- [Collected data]
^^^^
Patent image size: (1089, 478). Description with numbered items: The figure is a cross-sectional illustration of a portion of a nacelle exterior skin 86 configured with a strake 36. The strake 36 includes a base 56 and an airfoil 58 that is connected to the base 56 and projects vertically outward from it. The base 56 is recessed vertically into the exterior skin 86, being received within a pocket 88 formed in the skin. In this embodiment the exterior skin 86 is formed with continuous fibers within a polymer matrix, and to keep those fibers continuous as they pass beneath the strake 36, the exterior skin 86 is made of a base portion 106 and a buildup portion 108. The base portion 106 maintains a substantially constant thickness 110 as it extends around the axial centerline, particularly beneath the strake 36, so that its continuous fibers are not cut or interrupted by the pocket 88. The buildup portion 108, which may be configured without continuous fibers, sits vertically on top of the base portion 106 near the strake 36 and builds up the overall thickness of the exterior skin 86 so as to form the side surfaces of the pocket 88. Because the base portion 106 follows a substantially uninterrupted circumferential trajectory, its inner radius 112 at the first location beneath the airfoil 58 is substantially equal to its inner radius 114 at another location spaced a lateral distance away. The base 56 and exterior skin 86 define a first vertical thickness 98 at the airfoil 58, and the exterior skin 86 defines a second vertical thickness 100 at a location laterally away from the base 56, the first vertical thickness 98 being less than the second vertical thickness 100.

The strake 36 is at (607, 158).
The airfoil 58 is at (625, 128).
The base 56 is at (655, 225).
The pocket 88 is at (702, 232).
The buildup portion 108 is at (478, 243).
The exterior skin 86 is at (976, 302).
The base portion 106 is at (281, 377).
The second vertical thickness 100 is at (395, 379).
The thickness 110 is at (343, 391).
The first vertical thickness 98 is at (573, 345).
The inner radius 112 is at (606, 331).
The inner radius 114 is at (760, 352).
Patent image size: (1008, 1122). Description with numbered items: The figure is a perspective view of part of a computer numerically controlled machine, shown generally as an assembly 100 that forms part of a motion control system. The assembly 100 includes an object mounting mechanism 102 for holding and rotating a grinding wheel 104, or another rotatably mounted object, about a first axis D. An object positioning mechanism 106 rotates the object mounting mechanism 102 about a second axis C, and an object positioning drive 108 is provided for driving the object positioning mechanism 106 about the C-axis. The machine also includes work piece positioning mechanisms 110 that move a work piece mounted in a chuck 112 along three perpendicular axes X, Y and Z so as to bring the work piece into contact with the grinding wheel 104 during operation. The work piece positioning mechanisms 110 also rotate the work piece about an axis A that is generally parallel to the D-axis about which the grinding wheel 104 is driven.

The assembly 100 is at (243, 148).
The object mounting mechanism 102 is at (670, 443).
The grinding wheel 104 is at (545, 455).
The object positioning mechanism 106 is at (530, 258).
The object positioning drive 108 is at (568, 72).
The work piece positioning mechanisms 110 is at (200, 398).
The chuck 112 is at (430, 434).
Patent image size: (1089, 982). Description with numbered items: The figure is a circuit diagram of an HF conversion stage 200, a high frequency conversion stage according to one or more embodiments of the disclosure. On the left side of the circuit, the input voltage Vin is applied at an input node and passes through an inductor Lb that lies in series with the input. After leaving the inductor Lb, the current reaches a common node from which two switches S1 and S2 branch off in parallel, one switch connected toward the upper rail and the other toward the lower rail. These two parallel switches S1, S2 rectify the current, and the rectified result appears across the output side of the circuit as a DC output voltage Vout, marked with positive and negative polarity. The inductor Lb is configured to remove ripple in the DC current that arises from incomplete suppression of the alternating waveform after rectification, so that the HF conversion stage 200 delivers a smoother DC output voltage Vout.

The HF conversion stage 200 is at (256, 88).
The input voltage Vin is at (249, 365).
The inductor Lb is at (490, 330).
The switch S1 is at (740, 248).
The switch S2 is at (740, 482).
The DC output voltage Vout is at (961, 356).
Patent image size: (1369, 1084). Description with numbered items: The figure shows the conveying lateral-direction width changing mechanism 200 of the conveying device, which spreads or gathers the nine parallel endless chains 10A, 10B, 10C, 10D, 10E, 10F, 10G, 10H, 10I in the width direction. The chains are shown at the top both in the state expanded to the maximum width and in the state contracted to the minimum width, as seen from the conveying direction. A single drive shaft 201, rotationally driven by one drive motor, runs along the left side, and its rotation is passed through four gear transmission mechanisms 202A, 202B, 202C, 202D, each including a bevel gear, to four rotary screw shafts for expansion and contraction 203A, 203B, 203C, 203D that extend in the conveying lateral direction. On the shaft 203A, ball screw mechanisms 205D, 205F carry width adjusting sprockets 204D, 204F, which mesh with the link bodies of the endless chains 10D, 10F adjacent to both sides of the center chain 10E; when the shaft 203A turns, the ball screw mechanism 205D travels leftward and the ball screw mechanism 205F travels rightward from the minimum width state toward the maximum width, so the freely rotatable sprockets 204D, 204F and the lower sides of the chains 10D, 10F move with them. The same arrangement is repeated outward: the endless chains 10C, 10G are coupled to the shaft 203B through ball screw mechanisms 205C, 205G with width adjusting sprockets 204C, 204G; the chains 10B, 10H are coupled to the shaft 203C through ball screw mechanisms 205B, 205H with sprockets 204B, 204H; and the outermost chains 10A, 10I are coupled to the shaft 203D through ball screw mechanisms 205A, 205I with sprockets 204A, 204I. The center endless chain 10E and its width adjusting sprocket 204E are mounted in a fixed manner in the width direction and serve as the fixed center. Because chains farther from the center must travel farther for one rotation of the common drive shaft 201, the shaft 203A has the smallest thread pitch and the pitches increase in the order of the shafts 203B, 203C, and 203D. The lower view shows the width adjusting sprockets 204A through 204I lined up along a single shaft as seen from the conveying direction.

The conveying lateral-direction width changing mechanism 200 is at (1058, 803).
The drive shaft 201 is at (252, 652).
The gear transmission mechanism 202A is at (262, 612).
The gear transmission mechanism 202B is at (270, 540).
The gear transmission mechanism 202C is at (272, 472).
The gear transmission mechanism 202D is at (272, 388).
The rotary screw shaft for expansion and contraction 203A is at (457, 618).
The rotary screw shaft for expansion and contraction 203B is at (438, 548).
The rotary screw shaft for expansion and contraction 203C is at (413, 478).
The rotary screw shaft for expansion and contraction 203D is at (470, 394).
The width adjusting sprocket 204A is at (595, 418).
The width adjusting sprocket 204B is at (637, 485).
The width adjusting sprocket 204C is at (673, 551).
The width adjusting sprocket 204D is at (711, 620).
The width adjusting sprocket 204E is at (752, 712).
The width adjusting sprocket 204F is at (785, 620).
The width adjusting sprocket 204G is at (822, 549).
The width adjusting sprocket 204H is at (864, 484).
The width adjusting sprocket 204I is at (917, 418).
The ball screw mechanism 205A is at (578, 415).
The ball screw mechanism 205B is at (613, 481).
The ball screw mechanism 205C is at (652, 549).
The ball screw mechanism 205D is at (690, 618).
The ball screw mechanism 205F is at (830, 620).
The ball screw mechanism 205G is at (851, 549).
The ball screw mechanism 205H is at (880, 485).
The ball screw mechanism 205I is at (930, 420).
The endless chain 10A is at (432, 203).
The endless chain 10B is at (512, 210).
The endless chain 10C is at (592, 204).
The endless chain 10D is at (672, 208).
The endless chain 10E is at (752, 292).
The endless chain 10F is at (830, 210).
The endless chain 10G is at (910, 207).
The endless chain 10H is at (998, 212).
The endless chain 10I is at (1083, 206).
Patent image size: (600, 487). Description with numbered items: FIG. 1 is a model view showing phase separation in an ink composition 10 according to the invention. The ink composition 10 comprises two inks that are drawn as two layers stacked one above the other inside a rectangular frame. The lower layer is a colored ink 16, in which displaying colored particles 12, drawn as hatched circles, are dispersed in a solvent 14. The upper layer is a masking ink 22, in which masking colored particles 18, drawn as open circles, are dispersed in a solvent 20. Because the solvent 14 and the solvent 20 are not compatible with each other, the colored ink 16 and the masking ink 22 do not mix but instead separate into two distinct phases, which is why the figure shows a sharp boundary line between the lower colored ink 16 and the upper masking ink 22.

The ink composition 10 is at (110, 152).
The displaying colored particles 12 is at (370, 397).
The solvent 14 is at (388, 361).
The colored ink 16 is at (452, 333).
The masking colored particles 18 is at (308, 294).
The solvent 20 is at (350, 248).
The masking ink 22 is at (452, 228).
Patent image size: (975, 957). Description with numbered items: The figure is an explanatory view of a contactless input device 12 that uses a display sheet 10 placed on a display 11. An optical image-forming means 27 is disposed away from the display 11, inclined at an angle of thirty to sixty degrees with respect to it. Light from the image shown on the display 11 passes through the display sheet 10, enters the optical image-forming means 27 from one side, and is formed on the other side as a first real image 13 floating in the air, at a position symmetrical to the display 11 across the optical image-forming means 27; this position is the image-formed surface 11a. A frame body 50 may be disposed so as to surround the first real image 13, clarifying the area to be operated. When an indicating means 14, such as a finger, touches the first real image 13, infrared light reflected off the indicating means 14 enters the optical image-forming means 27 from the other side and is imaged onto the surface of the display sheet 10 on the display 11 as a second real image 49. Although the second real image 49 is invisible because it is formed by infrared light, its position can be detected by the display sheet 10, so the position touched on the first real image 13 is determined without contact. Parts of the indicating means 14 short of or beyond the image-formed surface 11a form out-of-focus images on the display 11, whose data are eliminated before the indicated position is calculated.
^^^^
- [Goal of the exercise] Put everything from the start of the lines above down to the line containing "The base portion 106 is at (281, 377)." into a two-column CSV with the columns input and output. Give one row for each text, with the text under input and its answer under output, and put each in a quoted field with line breaks turned into spaces.

- [Written solution]
input,output
"Patent image size: (1089, 478). Description with numbered items: The figure is a cross-sectional illustration of a portion of a nacelle exterior skin 86 configured with a strake 36. The strake 36 includes a base 56 and an airfoil 58 that is connected to the base 56 and projects vertically outward from it. The base 56 is recessed vertically into the exterior skin 86, being received within a pocket 88 formed in the skin. In this embodiment the exterior skin 86 is formed with continuous fibers within a polymer matrix, and to keep those fibers continuous as they pass beneath the strake 36, the exterior skin 86 is made of a base portion 106 and a buildup portion 108. The base portion 106 maintains a substantially constant thickness 110 as it extends around the axial centerline, particularly beneath the strake 36, so that its continuous fibers are not cut or interrupted by the pocket 88. The buildup portion 108, which may be configured without continuous fibers, sits vertically on top of the base portion 106 near the strake 36 and builds up the overall thickness of the exterior skin 86 so as to form the side surfaces of the pocket 88. Because the base portion 106 follows a substantially uninterrupted circumferential trajectory, its inner radius 112 at the first location beneath the airfoil 58 is substantially equal to its inner radius 114 at another location spaced a lateral distance away. The base 56 and exterior skin 86 define a first vertical thickness 98 at the airfoil 58, and the exterior skin 86 defines a second vertical thickness 100 at a location laterally away from the base 56, the first vertical thickness 98 being less than the second vertical thickness 100.","The strake 36 is at (607, 158). The airfoil 58 is at (625, 128). The base 56 is at (655, 225). The pocket 88 is at (702, 232). The buildup portion 108 is at (478, 243). The exterior skin 86 is at (976, 302). The base portion 106 is at (281, 377)."